Extracted text >>
···
The Audit Committee of the Board of Directors is responsible for ensuring the Company has adequate internal controls governing legal and regulatory compliance. With the Company’s mortgage-related practices under intensive legal and regulatory scrutiny, we believe the Audit Committee should act proactively and independently to reassure shareholders that the Company’s compliance controls are robust.

 

Resolved, shareholders request that the Board have its Audit Committee conduct an independent review of the Company’s internal controls related to loan modifications, foreclosures and securitizations, and report to shareholders, at reasonable cost and omitting proprietary information, its findings and recommendations by September 30, 2011.

 

The report should evaluate (a) the Company’s compliance with (i) applicable laws and regulations and (ii) its own policies and procedures; (b) whether management has allocated a sufficient number of trained staff; and (c) policies and procedures to address potential financial incentives to foreclose when other options may be more consistent with the Company’s long-term interests.
···
Record extracts >>
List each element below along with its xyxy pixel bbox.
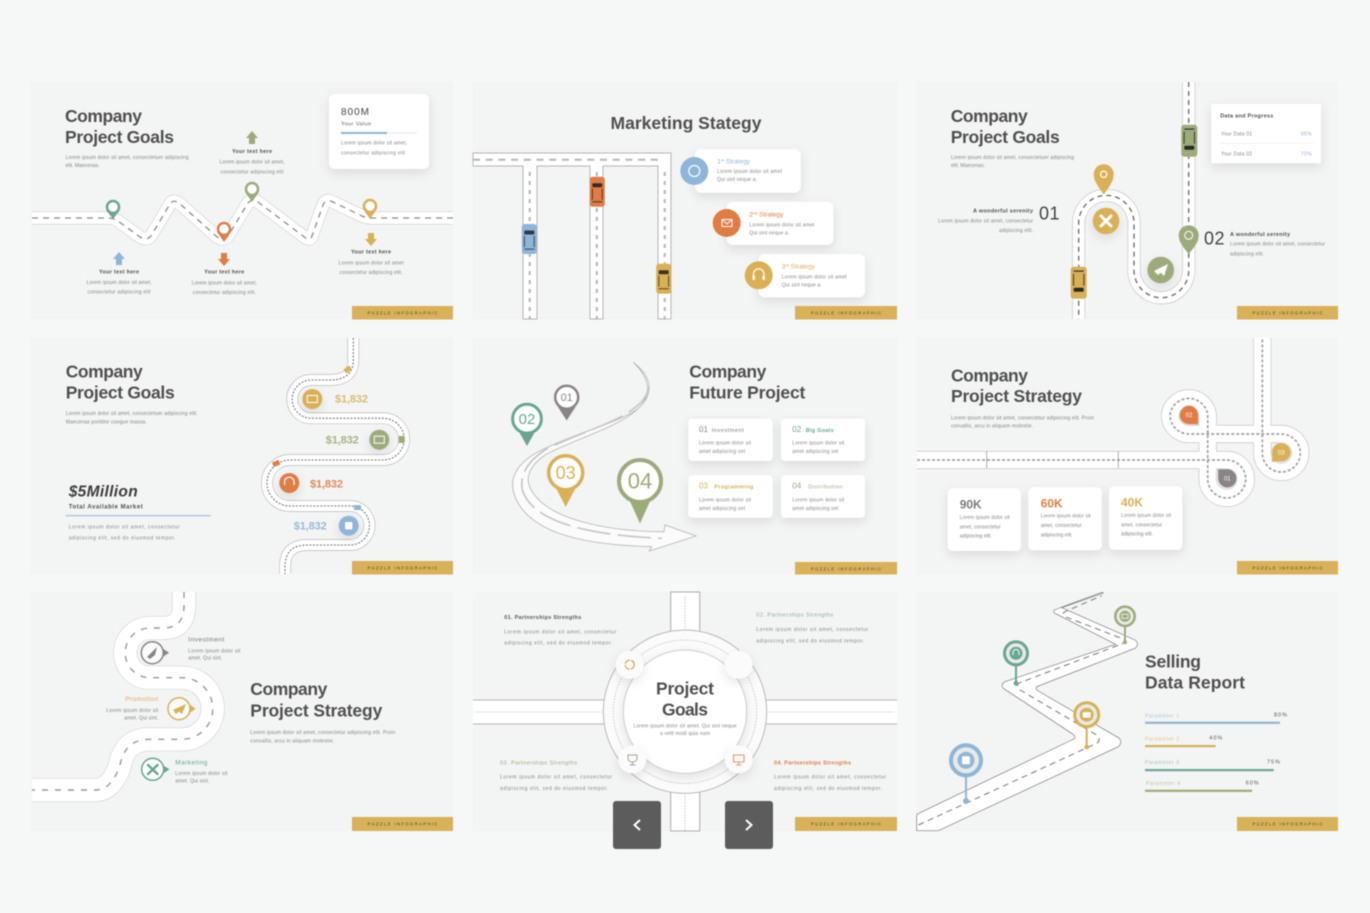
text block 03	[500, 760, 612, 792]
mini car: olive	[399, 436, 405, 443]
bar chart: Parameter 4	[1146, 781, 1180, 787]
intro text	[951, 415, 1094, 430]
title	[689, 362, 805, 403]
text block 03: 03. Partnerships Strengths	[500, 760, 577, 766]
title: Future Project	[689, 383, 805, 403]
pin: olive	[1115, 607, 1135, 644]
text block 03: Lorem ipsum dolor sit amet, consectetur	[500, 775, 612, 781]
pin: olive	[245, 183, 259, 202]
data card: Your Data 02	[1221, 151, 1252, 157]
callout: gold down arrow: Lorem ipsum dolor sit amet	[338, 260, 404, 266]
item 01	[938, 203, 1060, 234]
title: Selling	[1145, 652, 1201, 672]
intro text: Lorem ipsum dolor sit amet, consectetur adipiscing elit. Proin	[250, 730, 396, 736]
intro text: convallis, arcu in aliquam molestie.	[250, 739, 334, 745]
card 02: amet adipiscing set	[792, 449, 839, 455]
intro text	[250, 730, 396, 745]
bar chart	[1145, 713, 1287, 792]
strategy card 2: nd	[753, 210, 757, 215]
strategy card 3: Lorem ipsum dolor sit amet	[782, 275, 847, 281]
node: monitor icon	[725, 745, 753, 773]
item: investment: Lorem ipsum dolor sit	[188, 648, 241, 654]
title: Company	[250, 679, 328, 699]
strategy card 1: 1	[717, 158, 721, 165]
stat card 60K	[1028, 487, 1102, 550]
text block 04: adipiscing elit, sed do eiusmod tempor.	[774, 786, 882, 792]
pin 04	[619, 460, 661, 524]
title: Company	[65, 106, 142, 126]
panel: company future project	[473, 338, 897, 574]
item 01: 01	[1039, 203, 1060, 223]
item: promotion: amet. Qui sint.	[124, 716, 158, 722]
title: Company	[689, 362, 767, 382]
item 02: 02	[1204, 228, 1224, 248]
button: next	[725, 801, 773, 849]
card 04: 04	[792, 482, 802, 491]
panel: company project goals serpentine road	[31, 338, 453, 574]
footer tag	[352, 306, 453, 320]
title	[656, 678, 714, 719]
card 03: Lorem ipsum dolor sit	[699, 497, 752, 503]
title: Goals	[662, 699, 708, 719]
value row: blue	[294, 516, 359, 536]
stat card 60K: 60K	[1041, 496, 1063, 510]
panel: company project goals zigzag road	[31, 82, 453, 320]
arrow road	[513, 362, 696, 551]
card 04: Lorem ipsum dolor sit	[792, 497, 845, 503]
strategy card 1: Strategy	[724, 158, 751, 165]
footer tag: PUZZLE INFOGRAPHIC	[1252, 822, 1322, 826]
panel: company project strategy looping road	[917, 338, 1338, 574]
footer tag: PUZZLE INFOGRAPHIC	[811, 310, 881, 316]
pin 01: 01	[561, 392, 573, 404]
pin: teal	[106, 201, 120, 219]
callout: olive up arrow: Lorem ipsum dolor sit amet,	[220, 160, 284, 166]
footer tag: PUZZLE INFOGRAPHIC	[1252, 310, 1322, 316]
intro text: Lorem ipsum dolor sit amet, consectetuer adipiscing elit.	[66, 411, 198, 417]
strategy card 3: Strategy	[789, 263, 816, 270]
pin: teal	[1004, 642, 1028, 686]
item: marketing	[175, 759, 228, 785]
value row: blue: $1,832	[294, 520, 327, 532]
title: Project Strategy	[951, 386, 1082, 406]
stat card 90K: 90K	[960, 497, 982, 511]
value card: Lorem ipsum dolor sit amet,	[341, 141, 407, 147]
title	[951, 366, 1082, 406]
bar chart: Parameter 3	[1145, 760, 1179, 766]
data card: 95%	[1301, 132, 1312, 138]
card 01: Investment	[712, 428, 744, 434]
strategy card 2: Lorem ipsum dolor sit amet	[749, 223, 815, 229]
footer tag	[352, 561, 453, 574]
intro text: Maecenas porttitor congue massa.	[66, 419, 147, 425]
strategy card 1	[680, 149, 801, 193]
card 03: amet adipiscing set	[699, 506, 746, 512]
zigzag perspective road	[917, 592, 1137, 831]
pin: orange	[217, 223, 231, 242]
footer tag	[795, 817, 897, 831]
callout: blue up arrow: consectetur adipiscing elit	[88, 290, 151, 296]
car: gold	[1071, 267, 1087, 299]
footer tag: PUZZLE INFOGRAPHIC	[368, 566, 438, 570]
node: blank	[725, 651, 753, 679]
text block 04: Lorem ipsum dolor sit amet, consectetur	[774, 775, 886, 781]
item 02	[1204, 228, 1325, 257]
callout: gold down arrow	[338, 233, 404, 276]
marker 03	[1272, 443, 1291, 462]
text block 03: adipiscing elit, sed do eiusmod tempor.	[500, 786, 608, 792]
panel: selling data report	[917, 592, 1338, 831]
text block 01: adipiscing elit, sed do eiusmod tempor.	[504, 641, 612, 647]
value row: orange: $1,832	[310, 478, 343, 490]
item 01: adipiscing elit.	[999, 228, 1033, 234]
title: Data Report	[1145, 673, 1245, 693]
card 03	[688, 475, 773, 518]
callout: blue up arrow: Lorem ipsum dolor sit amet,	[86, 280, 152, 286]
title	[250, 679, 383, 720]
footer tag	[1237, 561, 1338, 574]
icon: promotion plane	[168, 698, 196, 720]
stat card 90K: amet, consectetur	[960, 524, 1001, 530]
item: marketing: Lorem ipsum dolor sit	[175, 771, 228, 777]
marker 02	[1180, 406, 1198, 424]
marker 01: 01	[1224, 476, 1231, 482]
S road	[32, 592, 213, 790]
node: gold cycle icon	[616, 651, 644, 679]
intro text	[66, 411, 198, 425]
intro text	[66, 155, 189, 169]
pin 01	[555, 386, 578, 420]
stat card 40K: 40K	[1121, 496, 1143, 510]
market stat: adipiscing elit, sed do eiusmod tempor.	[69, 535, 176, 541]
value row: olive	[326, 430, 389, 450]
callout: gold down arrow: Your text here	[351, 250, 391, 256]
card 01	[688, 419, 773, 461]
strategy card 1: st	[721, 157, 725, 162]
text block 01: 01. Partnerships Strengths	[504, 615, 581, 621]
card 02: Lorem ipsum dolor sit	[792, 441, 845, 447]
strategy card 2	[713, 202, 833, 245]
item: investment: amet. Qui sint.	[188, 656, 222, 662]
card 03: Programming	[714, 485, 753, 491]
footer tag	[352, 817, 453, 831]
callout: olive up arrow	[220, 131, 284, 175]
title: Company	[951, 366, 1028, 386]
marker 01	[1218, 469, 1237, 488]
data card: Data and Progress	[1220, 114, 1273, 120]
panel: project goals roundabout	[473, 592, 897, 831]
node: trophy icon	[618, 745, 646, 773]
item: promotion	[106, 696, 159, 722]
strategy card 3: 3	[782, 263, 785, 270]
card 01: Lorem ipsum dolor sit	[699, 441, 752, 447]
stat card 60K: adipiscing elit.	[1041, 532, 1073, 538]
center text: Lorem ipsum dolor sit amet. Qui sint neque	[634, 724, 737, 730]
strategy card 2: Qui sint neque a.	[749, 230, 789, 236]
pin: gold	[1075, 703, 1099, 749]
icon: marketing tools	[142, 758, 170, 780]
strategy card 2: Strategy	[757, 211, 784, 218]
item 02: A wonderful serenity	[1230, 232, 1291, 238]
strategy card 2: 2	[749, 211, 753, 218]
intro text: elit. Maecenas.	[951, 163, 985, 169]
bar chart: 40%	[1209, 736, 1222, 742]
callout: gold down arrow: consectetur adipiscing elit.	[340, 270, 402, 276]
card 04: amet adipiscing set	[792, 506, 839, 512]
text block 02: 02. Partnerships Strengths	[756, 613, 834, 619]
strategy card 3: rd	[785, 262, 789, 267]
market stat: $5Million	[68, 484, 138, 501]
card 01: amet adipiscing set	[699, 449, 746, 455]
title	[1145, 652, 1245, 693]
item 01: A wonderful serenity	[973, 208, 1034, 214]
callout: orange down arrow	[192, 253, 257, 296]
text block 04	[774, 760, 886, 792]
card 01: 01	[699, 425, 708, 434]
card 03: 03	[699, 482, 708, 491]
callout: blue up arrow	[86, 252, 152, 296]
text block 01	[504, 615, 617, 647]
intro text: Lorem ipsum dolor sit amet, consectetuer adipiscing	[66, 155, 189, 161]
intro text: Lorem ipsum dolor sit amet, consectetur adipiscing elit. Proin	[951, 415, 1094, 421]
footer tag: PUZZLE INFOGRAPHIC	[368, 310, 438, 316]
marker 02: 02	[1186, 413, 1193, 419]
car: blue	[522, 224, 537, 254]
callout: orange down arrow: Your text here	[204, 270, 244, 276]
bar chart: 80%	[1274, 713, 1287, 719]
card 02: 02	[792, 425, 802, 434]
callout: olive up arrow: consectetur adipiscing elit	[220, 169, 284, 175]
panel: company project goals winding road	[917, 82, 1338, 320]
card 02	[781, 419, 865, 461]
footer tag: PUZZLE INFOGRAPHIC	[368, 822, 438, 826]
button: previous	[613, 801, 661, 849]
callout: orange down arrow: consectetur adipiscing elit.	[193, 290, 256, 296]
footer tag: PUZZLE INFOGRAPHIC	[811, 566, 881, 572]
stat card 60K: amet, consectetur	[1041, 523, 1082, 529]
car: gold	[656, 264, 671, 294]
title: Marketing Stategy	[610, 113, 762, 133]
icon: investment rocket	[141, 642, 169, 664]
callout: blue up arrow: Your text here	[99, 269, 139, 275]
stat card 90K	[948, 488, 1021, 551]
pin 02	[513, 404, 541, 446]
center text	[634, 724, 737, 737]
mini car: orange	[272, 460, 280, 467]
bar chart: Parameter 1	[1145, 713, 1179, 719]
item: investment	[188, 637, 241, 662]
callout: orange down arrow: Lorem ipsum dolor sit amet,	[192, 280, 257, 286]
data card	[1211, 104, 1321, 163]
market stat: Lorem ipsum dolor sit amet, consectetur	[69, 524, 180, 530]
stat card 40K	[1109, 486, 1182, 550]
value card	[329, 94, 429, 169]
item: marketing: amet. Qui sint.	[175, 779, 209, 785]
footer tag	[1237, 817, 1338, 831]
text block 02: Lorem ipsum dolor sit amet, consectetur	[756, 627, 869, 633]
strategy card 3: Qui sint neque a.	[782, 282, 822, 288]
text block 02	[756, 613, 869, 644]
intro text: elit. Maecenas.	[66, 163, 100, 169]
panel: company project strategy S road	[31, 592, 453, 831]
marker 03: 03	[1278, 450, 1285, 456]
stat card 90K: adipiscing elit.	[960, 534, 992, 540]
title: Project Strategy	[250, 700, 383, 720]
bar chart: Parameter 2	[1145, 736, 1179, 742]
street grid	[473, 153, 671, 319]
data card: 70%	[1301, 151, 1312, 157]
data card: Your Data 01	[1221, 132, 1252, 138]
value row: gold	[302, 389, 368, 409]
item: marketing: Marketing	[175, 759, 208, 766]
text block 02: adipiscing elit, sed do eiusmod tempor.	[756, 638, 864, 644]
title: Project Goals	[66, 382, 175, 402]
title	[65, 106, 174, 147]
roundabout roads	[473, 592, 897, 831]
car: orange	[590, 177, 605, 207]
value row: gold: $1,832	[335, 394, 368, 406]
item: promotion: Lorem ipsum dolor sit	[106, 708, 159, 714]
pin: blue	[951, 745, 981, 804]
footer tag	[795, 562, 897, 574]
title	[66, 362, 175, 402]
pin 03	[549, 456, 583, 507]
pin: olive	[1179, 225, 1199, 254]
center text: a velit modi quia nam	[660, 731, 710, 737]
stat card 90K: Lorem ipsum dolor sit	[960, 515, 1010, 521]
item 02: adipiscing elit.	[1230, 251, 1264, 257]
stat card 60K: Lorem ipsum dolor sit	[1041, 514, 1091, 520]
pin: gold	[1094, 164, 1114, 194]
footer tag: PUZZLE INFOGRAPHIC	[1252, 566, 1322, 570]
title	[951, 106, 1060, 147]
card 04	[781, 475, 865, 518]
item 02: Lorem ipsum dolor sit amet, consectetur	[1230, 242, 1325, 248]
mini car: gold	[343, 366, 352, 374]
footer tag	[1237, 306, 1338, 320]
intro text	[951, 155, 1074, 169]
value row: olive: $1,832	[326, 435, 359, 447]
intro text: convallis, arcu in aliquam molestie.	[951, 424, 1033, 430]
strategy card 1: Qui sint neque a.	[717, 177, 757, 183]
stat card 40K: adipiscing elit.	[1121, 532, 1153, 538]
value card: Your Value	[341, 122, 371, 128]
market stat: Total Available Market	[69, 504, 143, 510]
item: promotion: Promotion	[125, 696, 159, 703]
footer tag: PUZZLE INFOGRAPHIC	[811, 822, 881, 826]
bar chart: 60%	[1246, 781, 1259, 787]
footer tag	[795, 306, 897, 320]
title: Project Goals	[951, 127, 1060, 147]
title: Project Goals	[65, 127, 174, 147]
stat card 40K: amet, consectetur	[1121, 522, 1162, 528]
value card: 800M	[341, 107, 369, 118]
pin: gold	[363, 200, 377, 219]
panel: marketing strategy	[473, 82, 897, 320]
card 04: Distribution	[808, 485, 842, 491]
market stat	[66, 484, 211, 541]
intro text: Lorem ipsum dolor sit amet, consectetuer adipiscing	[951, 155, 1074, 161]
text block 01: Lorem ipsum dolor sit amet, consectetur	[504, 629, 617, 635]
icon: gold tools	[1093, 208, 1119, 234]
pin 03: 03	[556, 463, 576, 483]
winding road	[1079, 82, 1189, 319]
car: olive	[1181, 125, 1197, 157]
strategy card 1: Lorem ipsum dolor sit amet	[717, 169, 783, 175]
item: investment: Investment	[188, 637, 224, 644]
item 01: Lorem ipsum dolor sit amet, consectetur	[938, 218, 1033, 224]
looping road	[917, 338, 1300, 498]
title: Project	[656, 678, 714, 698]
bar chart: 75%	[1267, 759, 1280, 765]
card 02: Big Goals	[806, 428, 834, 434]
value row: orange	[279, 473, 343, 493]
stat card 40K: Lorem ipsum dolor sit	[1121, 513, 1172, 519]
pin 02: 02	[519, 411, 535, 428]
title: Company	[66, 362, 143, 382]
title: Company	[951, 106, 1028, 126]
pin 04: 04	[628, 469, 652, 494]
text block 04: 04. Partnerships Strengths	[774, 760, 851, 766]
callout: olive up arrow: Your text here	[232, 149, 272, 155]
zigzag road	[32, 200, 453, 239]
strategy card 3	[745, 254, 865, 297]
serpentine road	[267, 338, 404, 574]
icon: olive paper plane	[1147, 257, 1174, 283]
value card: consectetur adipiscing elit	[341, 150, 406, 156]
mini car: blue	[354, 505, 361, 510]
···
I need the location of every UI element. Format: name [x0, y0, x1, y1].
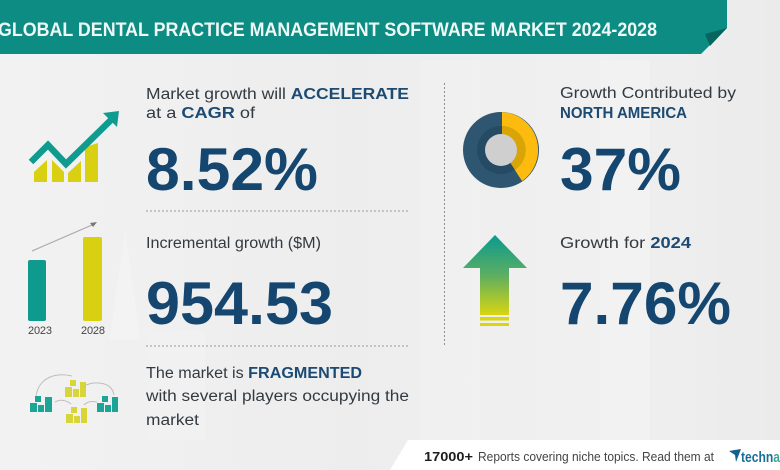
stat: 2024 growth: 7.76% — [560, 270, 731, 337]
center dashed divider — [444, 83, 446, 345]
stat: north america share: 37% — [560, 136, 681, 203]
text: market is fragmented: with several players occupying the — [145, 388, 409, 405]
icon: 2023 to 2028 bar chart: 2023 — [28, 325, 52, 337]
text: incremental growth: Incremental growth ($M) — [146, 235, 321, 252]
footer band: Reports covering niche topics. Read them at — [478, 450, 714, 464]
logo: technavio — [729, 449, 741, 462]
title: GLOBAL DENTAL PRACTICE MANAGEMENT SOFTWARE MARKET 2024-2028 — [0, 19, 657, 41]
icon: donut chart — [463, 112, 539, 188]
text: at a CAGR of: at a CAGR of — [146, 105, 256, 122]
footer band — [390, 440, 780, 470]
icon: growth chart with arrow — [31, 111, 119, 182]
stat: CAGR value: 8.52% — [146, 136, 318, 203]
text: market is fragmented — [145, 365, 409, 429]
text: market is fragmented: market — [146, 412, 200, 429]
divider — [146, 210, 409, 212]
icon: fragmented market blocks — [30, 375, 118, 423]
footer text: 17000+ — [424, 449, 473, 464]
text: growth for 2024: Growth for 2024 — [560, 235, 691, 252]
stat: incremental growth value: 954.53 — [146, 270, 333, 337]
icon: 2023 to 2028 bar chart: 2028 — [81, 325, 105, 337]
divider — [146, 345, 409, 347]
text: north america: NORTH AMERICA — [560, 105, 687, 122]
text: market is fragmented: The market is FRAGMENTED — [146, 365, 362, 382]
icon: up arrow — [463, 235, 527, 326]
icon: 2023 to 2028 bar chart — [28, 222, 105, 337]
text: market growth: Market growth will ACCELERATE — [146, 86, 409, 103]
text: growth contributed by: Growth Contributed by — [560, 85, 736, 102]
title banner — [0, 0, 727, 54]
···
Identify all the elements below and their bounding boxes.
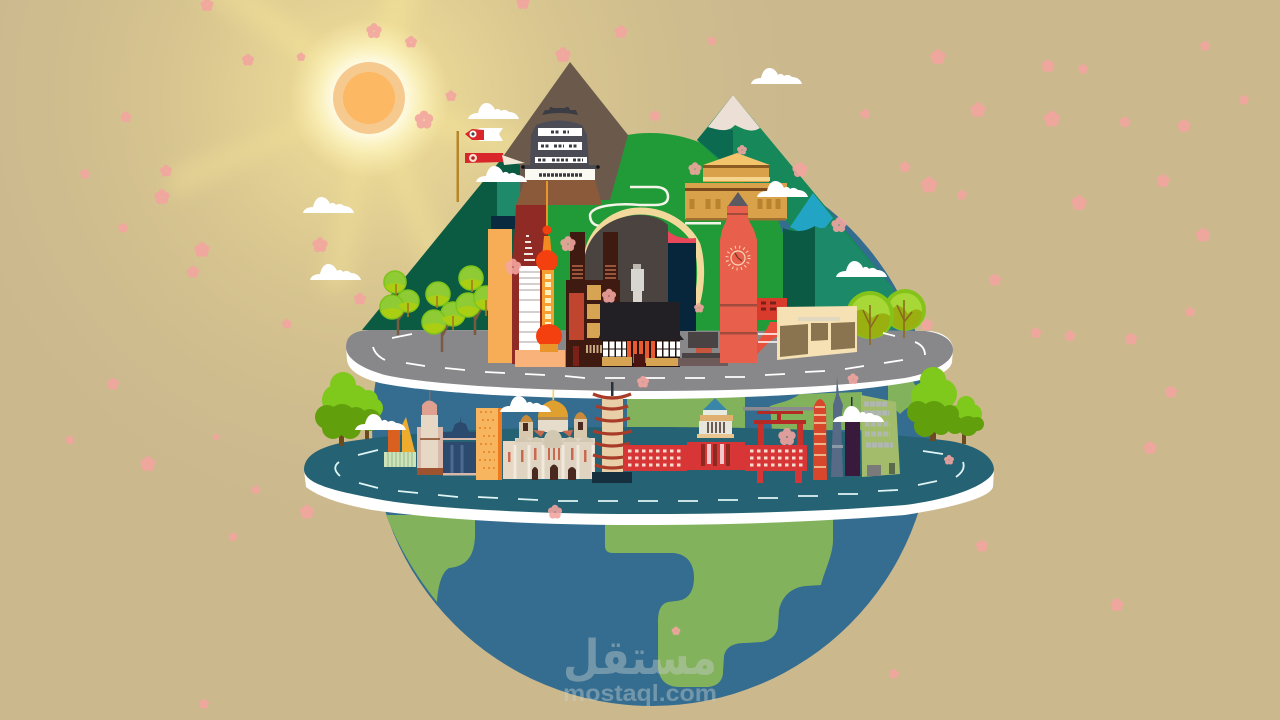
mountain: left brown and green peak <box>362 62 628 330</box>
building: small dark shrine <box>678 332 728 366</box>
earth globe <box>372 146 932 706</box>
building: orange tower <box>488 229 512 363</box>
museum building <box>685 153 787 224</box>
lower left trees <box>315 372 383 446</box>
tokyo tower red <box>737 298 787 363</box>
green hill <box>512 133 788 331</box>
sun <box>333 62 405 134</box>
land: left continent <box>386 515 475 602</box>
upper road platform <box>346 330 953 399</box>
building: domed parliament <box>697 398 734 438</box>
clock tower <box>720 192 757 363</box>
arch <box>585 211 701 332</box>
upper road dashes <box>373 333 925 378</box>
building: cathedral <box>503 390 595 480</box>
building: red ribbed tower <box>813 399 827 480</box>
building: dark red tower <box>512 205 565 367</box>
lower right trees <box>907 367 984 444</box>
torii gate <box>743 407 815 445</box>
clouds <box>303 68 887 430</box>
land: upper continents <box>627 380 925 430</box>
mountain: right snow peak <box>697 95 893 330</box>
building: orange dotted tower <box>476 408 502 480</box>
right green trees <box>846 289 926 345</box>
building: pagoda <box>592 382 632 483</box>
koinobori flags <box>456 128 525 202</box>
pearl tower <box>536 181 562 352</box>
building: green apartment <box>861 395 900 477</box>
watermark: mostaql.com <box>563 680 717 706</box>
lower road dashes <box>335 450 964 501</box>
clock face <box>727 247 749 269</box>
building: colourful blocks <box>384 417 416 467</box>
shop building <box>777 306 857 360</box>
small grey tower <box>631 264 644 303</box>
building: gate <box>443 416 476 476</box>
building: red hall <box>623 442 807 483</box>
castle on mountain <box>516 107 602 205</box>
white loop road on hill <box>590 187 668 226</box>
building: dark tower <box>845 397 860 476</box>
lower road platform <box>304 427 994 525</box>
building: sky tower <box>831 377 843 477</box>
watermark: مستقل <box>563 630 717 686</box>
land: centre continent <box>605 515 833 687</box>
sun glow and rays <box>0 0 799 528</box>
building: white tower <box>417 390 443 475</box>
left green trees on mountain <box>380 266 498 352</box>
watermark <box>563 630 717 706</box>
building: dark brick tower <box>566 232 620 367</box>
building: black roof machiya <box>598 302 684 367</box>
···
Required actions >>
1 > Extract the stretch of the shareholder proposal from "The report should" through "Company’s long-term interests.".
2 > Write the next part of the shareholder proposal on mortgage compliance controls, starting after its last sentence.

Written answers >>
1 >
The report should evaluate (a) the Company’s compliance with (i) applicable laws and regulations and (ii) its own policies and procedures; (b) whether management has allocated a sufficient number of trained staff; and (c) policies and procedures to address potential financial incentives to foreclose when other options may be more consistent with the Company’s long-term interests.

2 >
 

Board’s Response to Proposal 7

 

The Board recommends a vote AGAINST Proposal 7 for the following reasons:

 

   

our company has already taken significant steps to ensure that appropriate internal controls are in place, including additional controls and processes we have implemented following a comprehensive self-assessment of our foreclosure processes, as well as an environment of heightened regulatory scrutiny by state and federal authorities, including certain bank supervisory authorities ;

 

   

we actively manage the loan modification and foreclosure processes to ensure that we have strong internal controls over our mortgage service operations;

 

   

we have been a leader in providing foreclosure alternatives, assisting homeowners and constituent groups to resolve home loan issues through loan modifications or other solutions where possible; and

 

   

our company has already provided extensive public disclosure regarding the requested information, which makes the report sought by the proposal unnecessary.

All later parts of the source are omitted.